Exercise description:
Gather each line containing the string "formlen" from these entries.

Exercise material:
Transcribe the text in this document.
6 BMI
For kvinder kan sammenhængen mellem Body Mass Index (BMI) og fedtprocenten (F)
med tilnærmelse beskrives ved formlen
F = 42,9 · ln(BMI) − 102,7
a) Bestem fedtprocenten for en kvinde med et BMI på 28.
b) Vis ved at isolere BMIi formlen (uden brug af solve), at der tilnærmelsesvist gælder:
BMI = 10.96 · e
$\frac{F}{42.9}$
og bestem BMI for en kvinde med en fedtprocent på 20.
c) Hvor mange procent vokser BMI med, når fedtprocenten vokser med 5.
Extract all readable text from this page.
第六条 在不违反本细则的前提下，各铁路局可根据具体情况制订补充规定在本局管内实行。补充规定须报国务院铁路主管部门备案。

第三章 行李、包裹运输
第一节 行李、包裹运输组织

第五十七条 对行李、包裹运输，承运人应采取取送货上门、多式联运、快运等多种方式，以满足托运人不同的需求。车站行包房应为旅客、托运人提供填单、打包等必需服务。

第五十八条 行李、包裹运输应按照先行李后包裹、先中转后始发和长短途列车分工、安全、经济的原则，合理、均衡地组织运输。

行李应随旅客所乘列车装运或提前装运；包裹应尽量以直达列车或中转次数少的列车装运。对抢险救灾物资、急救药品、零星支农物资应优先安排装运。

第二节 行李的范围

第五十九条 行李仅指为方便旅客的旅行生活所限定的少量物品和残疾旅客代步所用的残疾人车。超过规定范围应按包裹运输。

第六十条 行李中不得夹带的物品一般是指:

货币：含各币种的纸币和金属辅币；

---

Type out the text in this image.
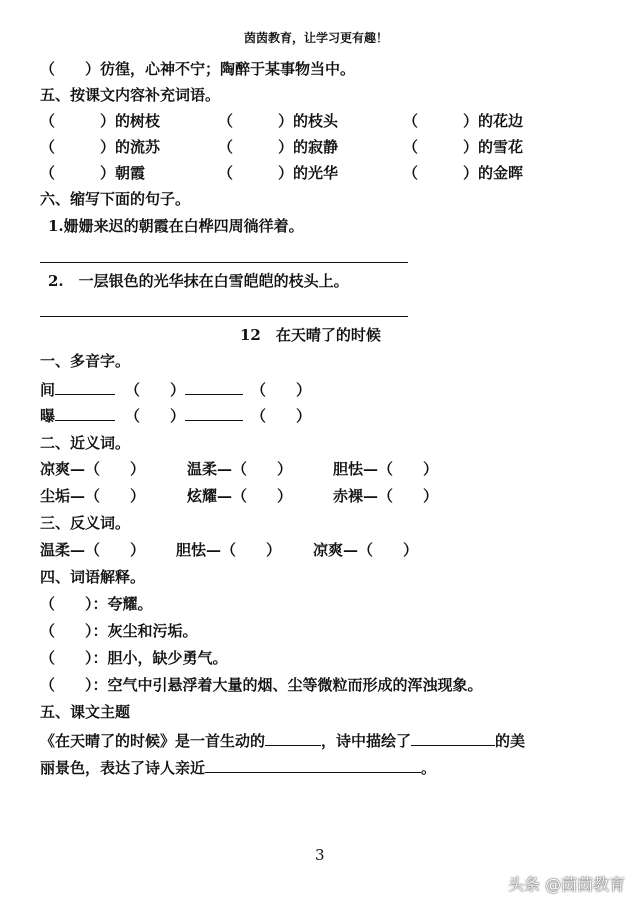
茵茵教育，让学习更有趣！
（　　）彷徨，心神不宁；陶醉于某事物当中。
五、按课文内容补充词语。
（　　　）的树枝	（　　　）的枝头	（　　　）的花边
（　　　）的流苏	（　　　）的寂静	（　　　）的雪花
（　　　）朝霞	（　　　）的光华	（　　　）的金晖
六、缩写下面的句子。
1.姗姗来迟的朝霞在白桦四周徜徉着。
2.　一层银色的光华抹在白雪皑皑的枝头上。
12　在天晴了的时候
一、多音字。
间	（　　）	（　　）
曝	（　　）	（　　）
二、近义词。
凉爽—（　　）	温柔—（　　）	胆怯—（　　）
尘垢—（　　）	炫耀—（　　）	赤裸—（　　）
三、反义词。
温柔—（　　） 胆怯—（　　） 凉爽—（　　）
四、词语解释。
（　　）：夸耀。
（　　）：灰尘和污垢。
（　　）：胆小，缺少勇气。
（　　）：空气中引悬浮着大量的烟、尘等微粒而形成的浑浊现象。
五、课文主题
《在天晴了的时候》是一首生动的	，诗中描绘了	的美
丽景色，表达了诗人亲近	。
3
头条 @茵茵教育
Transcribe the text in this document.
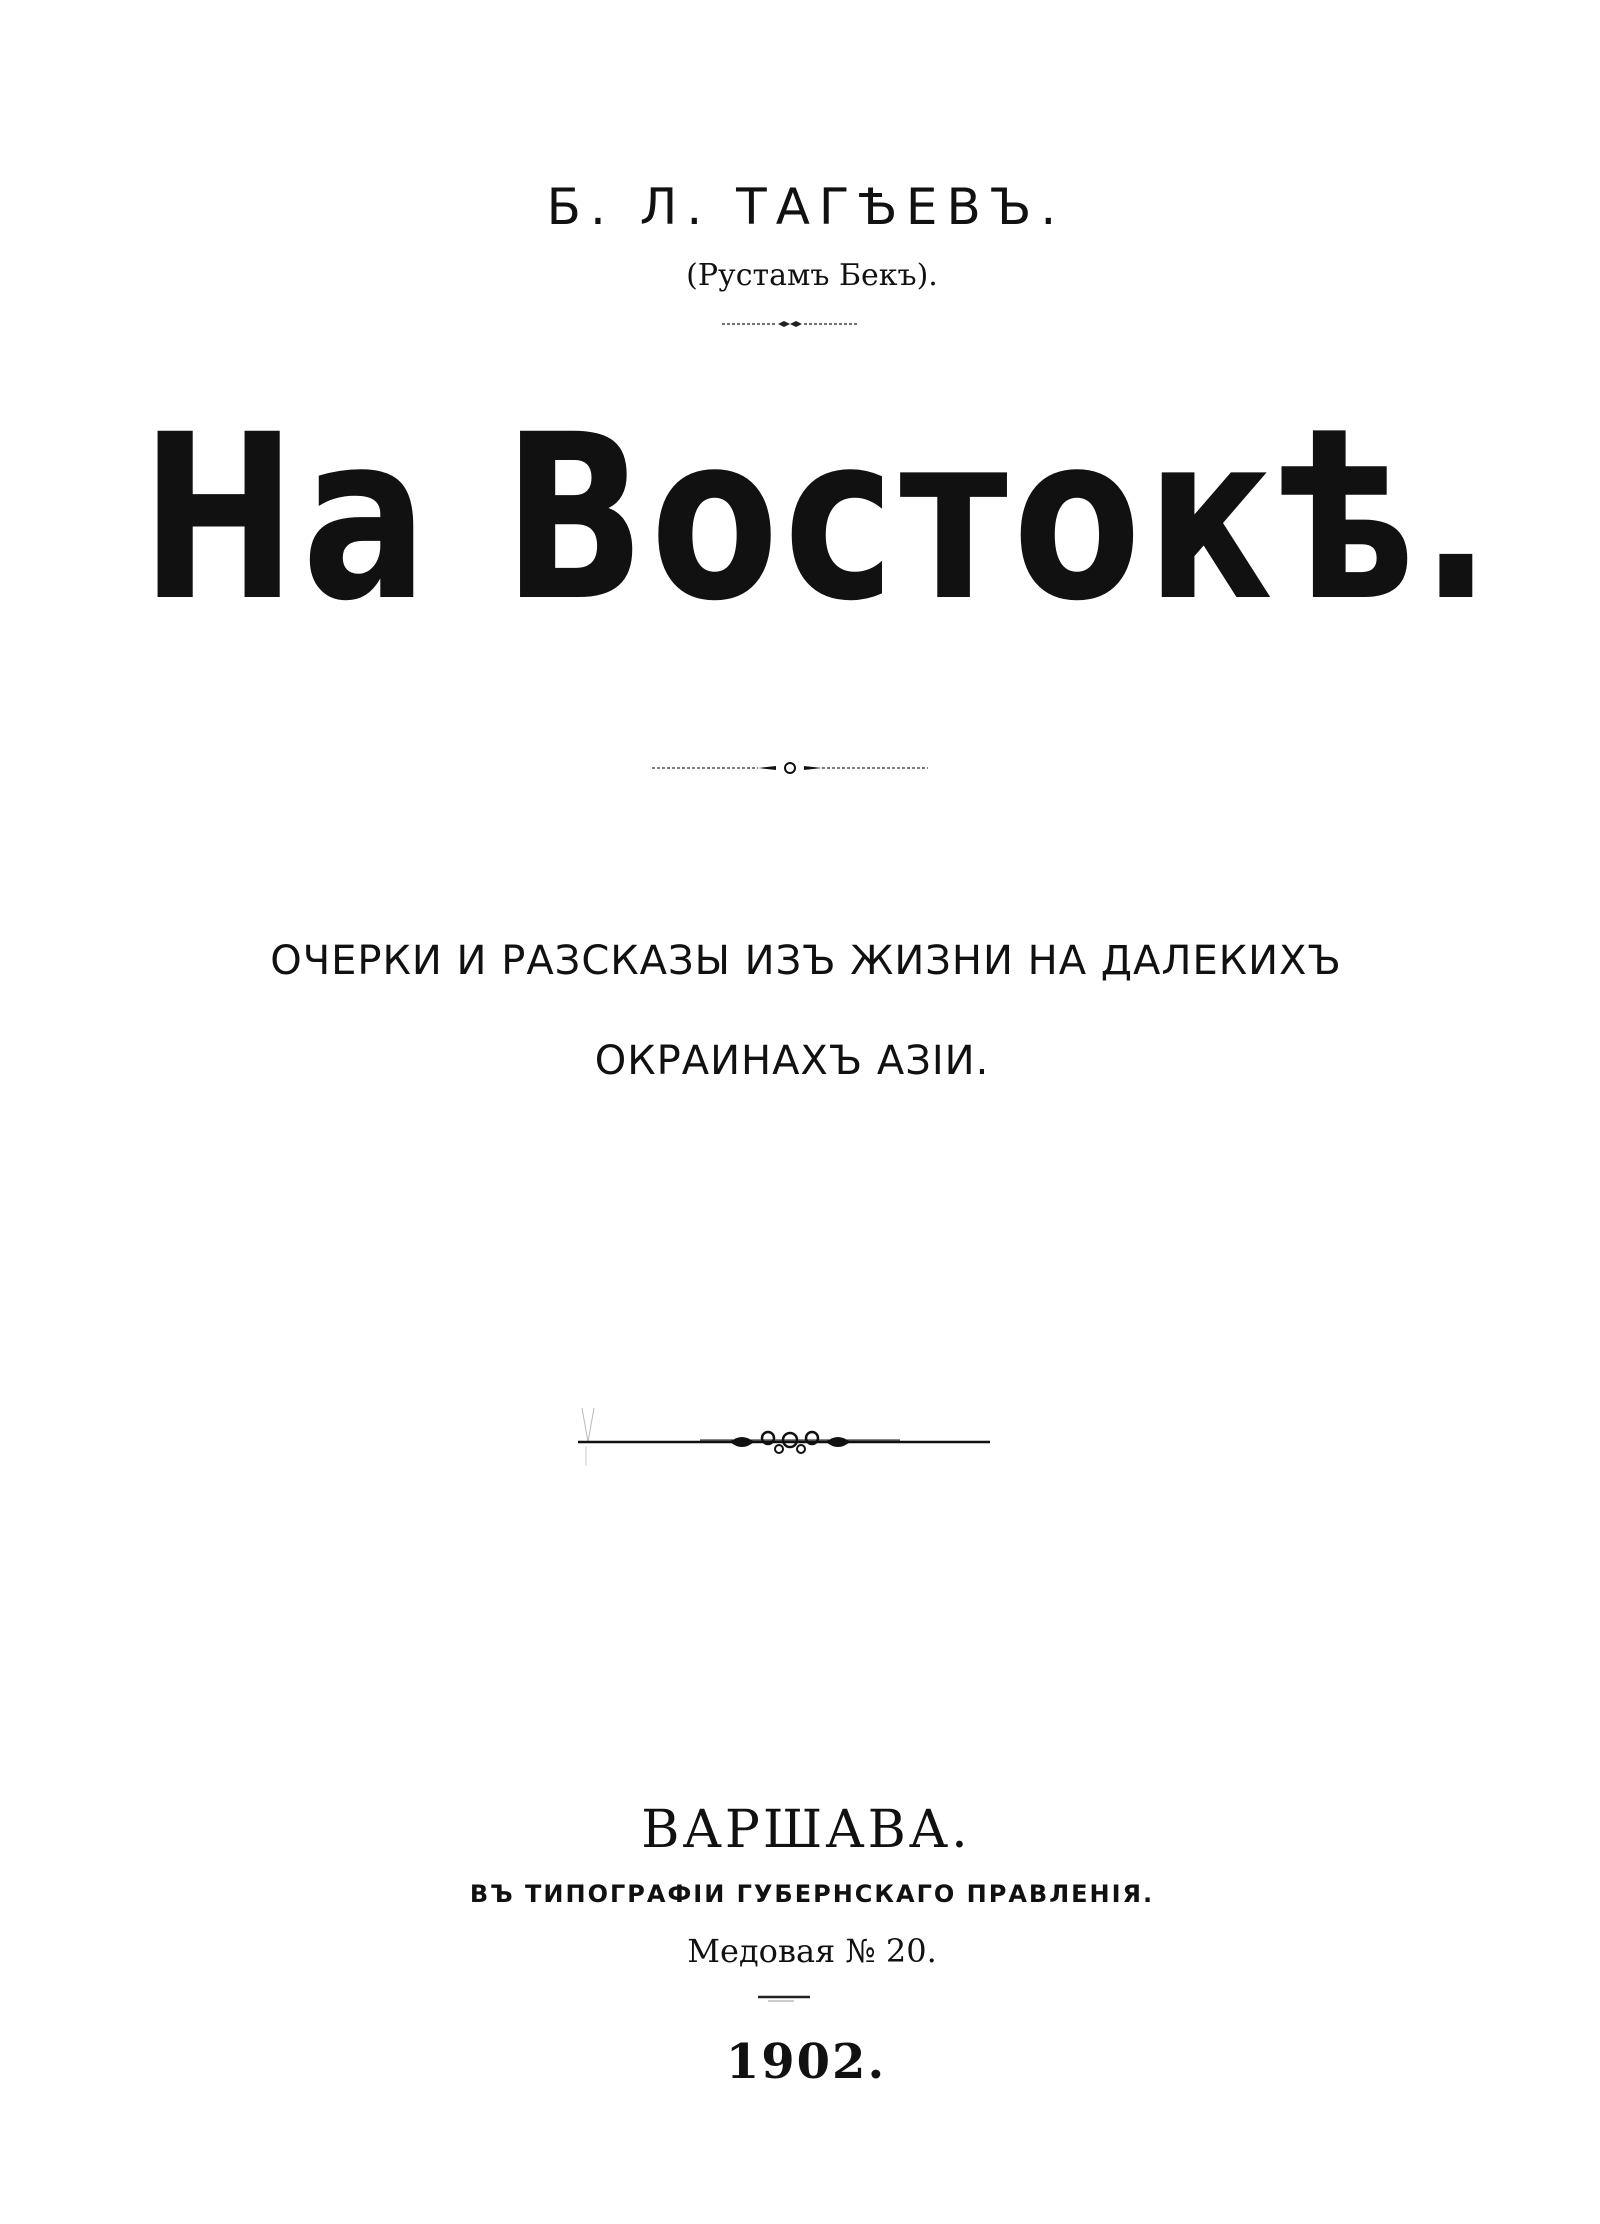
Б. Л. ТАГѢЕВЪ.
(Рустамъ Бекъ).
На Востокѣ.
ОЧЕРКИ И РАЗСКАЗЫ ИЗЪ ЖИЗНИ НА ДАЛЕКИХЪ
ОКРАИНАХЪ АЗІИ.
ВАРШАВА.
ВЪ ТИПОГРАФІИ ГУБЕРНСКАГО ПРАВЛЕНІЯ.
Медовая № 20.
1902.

Exercise answer:
med tilnærmelse beskrives ved formlen
b) Vis ved at isolere BMIi formlen (uden brug af solve), at der tilnærmelsesvist gælder:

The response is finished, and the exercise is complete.